(Task to carry out)
What lines of the data hold the string "失业登记注销"? Pull each one out.

(Given records)
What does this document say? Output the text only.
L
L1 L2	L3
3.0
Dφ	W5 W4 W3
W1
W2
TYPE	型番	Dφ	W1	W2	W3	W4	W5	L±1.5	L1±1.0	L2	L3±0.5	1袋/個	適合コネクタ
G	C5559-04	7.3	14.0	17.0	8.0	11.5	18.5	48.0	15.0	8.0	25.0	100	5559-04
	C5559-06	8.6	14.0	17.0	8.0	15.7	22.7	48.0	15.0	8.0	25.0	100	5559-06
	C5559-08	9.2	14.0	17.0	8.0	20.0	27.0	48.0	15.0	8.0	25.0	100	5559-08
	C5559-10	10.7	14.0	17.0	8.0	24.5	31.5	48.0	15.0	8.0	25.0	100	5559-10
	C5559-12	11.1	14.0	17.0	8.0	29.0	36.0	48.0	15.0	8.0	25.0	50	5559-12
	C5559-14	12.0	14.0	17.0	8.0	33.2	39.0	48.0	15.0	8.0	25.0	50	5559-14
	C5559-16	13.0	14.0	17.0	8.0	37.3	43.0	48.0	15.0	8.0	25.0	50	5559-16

--

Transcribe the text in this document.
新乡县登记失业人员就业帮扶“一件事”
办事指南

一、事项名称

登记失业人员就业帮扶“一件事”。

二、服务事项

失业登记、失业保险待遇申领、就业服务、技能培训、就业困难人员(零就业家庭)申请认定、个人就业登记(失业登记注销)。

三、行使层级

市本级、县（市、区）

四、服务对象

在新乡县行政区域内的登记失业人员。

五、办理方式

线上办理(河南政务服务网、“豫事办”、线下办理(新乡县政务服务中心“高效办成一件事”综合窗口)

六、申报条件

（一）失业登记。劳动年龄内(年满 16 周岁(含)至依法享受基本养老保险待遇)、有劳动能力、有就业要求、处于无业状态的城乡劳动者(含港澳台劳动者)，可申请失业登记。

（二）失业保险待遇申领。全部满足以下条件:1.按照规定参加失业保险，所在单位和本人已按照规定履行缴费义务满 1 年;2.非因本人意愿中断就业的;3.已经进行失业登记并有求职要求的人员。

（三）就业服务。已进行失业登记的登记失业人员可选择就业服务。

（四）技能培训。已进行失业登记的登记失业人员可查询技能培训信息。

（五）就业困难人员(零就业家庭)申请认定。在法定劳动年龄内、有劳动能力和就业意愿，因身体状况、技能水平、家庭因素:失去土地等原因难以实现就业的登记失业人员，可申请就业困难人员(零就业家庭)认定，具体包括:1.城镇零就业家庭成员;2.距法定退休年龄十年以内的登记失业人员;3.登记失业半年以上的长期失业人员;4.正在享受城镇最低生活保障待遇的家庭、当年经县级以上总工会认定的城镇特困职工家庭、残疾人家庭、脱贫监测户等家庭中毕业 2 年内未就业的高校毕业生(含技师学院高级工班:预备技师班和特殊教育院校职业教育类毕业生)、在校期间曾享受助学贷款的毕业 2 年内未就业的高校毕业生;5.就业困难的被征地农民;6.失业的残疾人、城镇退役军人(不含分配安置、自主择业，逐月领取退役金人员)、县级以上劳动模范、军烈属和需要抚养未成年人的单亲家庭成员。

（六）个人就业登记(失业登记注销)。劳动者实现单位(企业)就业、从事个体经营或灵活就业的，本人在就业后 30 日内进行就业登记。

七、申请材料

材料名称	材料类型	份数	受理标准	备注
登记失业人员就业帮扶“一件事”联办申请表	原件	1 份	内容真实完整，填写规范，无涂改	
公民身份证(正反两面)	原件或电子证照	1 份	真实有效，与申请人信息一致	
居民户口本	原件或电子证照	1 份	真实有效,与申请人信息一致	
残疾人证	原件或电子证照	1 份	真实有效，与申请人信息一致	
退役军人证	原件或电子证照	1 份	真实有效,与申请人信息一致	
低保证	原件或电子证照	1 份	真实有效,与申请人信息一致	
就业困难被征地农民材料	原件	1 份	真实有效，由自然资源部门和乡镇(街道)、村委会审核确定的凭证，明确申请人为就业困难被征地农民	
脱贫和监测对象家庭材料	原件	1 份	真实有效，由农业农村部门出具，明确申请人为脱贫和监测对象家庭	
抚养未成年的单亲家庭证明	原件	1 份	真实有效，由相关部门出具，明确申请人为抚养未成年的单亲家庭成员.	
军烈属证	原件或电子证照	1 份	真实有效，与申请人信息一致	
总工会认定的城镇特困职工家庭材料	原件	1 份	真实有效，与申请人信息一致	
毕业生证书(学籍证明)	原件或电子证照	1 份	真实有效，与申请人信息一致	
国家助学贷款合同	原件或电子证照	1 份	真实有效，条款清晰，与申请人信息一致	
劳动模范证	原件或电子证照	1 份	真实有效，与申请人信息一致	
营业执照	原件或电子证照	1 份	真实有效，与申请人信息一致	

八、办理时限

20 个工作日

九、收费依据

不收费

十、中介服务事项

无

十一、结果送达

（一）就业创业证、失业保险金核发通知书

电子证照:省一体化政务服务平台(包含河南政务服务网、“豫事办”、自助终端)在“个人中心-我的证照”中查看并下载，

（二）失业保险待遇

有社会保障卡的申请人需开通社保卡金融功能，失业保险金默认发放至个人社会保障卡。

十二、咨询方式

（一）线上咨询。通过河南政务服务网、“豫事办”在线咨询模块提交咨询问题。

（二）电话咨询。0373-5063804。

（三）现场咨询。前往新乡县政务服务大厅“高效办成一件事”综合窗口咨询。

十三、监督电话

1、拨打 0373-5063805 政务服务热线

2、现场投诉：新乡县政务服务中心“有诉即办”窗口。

(Task answer)
失业登记、失业保险待遇申领、就业服务、技能培训、就业困难人员(零就业家庭)申请认定、个人就业登记(失业登记注销)。
（六）个人就业登记(失业登记注销)。劳动者实现单位(企业)就业、从事个体经营或灵活就业的，本人在就业后 30 日内进行就业登记。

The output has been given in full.